The Alien Enemies Act (AEA) has been invoked before in US history. While no direct precedent exists for using the AEA against cartel-affiliated foreign nationals, it is easy cite the historical use of the AEA against nationals of enemy countries and the broad statutory language to support a novel application. Thus the US District court in Texas ruling against Trump’s deployment of the AEA in combating foreign terrorism in the United States is not merely suspicious but is yet another data point confirming the pattern of judicial weaponization we have witnessed unfolding over the last several years.
The federal judge in this case is Texas is US District Judge Fernando Rodriguez Jr., a Trump appointee (which the media relishes noting). In his ruling, Rodriguez determined that the administration’s invocation of the act was unlawful in this context. He stated that the statute applies only during times of declared war or actual invasions by foreign nations, and that the activities of Tren de Aragua did not meet these criteria. We thus have another universal injunction (this one permanent), setting a significant precedent (at least for now) for how the statute may be applied in modern contexts.

Rodriguez was recommended to President Donald Trump during his first term by Senator John Cornyn. Rodriguez was nominated in 2017 and confirmed the following year. In praising Rodriguez, Cornyn cited his work in combating human trafficking (Rodriguez served as a field office director for International Justice Mission in the Dominican Republic focusing on rescuing victims of child sex trafficking). As you read this essay, keep that in mind and ask yourself whether it’s odd for somebody praised for combating human trafficking to rule in a manner that makes it more difficult to remove human traffickers from US territory.

------------

What to do
Repeat the part of the essay on the Alien Enemies Act ruling starting at "The Alien Enemies" and ending at "last several years.". The entries after this point aren't needed.

------------

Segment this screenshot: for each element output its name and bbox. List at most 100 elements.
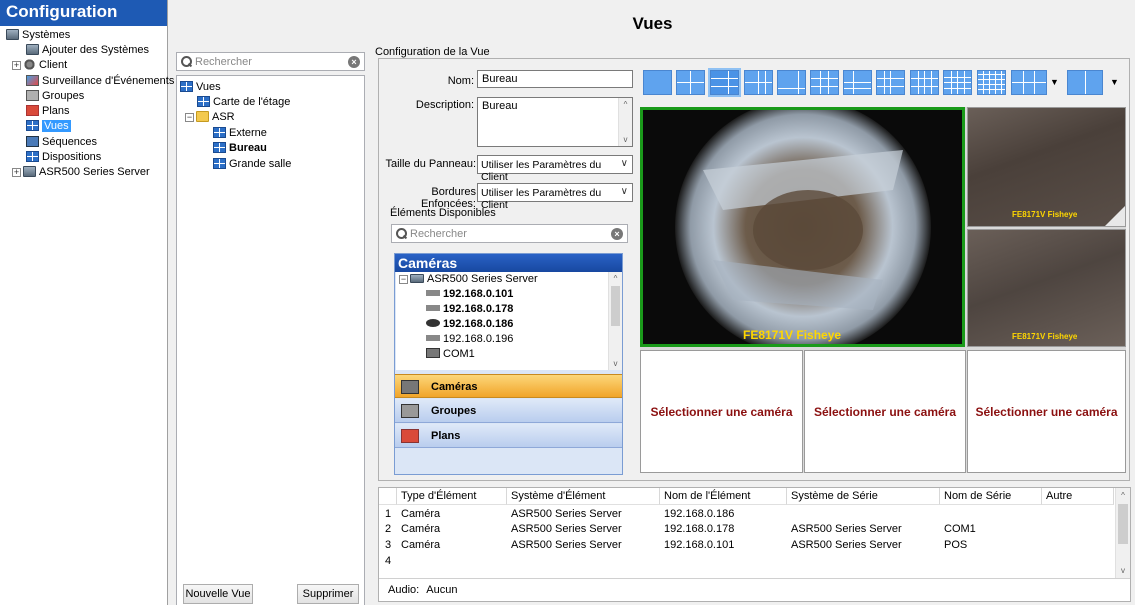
layout-button[interactable]: [777, 70, 806, 95]
tree-item-floor-map[interactable]: Carte de l'étage: [197, 95, 290, 110]
tree-item-server[interactable]: − ASR500 Series Server: [399, 272, 538, 287]
row-num-header: [379, 488, 397, 505]
scroll-thumb[interactable]: [611, 286, 620, 326]
folder-icon: [196, 111, 209, 122]
tree-item-vues[interactable]: Vues: [180, 80, 221, 95]
layout-button[interactable]: [943, 70, 972, 95]
expand-icon[interactable]: +: [12, 61, 21, 70]
camera-item[interactable]: 192.168.0.186: [426, 317, 513, 332]
plans-icon: [26, 105, 39, 116]
nav-item-asr-server[interactable]: + ASR500 Series Server: [12, 165, 150, 180]
layout-split-button[interactable]: [1067, 70, 1103, 95]
config-label: Configuration de la Vue: [375, 46, 490, 58]
config-nav: Configuration Systèmes Ajouter des Systè…: [0, 0, 174, 605]
camera-item[interactable]: 192.168.0.178: [426, 302, 513, 317]
cameras-scrollbar[interactable]: ^ v: [608, 272, 622, 370]
layout-more-button[interactable]: [1011, 70, 1047, 95]
panel-size-select[interactable]: Utiliser les Paramètres du Client: [477, 155, 633, 183]
dropdown-arrow-icon[interactable]: ▼: [1050, 77, 1059, 87]
views-tree: Vues Carte de l'étage − ASR Externe Burea…: [176, 75, 365, 605]
audio-row: Audio: Aucun: [388, 584, 458, 596]
category-groups[interactable]: Groupes: [395, 399, 622, 423]
search-icon: [181, 56, 192, 67]
empty-panel[interactable]: Sélectionner une caméra: [967, 350, 1126, 473]
camera-icon: [426, 305, 440, 311]
camera-item[interactable]: 192.168.0.101: [426, 287, 513, 302]
borders-select[interactable]: Utiliser les Paramètres du Client: [477, 183, 633, 211]
col-header[interactable]: Autre: [1042, 488, 1114, 505]
nav-item-layouts[interactable]: Dispositions: [26, 150, 101, 165]
col-header[interactable]: Système de Série: [787, 488, 940, 505]
view-icon: [213, 127, 226, 138]
table-scrollbar[interactable]: ^ v: [1115, 488, 1130, 578]
server-icon: [23, 166, 36, 177]
nav-item-plans[interactable]: Plans: [26, 104, 70, 119]
col-header[interactable]: Type d'Élément: [397, 488, 507, 505]
col-header[interactable]: Nom de l'Élément: [660, 488, 787, 505]
nav-item-views[interactable]: Vues: [26, 119, 71, 134]
tree-item-grande-salle[interactable]: Grande salle: [213, 157, 291, 172]
plans-icon: [401, 429, 419, 443]
layouts-icon: [26, 151, 39, 162]
tree-item-bureau[interactable]: Bureau: [213, 141, 267, 156]
nav-item-add-systems[interactable]: Ajouter des Systèmes: [26, 43, 149, 58]
layout-1x1-button[interactable]: [643, 70, 672, 95]
layout-1plus5-button[interactable]: [708, 68, 741, 97]
layout-4x4-button[interactable]: [910, 70, 939, 95]
description-label: Description:: [415, 99, 474, 111]
clear-icon[interactable]: ×: [348, 56, 360, 68]
scroll-down-icon: v: [1121, 566, 1125, 575]
camera-label: FE8171V Fisheye: [743, 328, 842, 342]
layout-5x5-button[interactable]: [977, 70, 1006, 95]
description-field[interactable]: Bureau ^ v: [477, 97, 633, 147]
layout-button[interactable]: [744, 70, 773, 95]
layout-button[interactable]: [876, 70, 905, 95]
scroll-thumb[interactable]: [1118, 504, 1128, 544]
cameras-tree: − ASR500 Series Server 192.168.0.101 192.…: [396, 272, 622, 370]
video-panel-main[interactable]: FE8171V Fisheye: [640, 107, 965, 347]
empty-panel[interactable]: Sélectionner une caméra: [640, 350, 803, 473]
nav-item-client[interactable]: + Client: [12, 58, 67, 73]
tree-item-externe[interactable]: Externe: [213, 126, 267, 141]
layout-button[interactable]: [843, 70, 872, 95]
video-panel-side-1[interactable]: FE8171V Fisheye: [967, 107, 1126, 227]
scroll-up-icon: ^: [1121, 491, 1125, 500]
name-field[interactable]: Bureau: [477, 70, 633, 88]
col-header[interactable]: Système d'Élément: [507, 488, 660, 505]
category-cameras[interactable]: Caméras: [395, 374, 622, 398]
category-plans[interactable]: Plans: [395, 424, 622, 448]
description-scrollbar[interactable]: ^ v: [618, 98, 632, 146]
nav-item-sequences[interactable]: Séquences: [26, 135, 97, 150]
layout-2x2-button[interactable]: [676, 70, 705, 95]
video-panel-side-2[interactable]: FE8171V Fisheye: [967, 229, 1126, 347]
video-content: [1105, 206, 1125, 226]
available-search-input[interactable]: Rechercher ×: [391, 224, 628, 243]
tree-item-asr[interactable]: − ASR: [185, 110, 235, 125]
nav-item-systems[interactable]: Systèmes: [6, 28, 70, 43]
scroll-up-icon: ^: [623, 100, 628, 109]
views-search-input[interactable]: Rechercher ×: [176, 52, 365, 71]
delete-button[interactable]: Supprimer: [297, 584, 359, 604]
view-icon: [213, 158, 226, 169]
camera-item[interactable]: 192.168.0.196: [426, 332, 513, 347]
serial-item[interactable]: COM1: [426, 347, 475, 362]
cameras-header: Caméras: [395, 254, 622, 272]
col-header[interactable]: Nom de Série: [940, 488, 1042, 505]
empty-panel[interactable]: Sélectionner une caméra: [804, 350, 966, 473]
clear-icon[interactable]: ×: [611, 228, 623, 240]
new-view-button[interactable]: Nouvelle Vue: [183, 584, 253, 604]
fisheye-video: FE8171V Fisheye: [643, 110, 962, 344]
client-gear-icon: [23, 59, 36, 70]
nav-item-event-monitoring[interactable]: Surveillance d'Événements: [26, 74, 174, 89]
expand-icon[interactable]: +: [12, 168, 21, 177]
search-icon: [396, 228, 407, 239]
nav-title: Configuration: [0, 0, 167, 26]
collapse-icon[interactable]: −: [399, 275, 408, 284]
audio-value[interactable]: Aucun: [426, 584, 457, 596]
layout-3x3-button[interactable]: [810, 70, 839, 95]
server-icon: [6, 29, 19, 40]
dropdown-arrow-icon[interactable]: ▼: [1110, 77, 1119, 87]
event-monitor-icon: [26, 75, 39, 86]
collapse-icon[interactable]: −: [185, 113, 194, 122]
nav-item-groups[interactable]: Groupes: [26, 89, 84, 104]
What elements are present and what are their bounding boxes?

------------

Result of the task
The Alien Enemies Act (AEA) has been invoked before in US history. While no direct precedent exists for using the AEA against cartel-affiliated foreign nationals, it is easy cite the historical use of the AEA against nationals of enemy countries and the broad statutory language to support a novel application. Thus the US District court in Texas ruling against Trump’s deployment of the AEA in combating foreign terrorism in the United States is not merely suspicious but is yet another data point confirming the pattern of judicial weaponization we have witnessed unfolding over the last several years.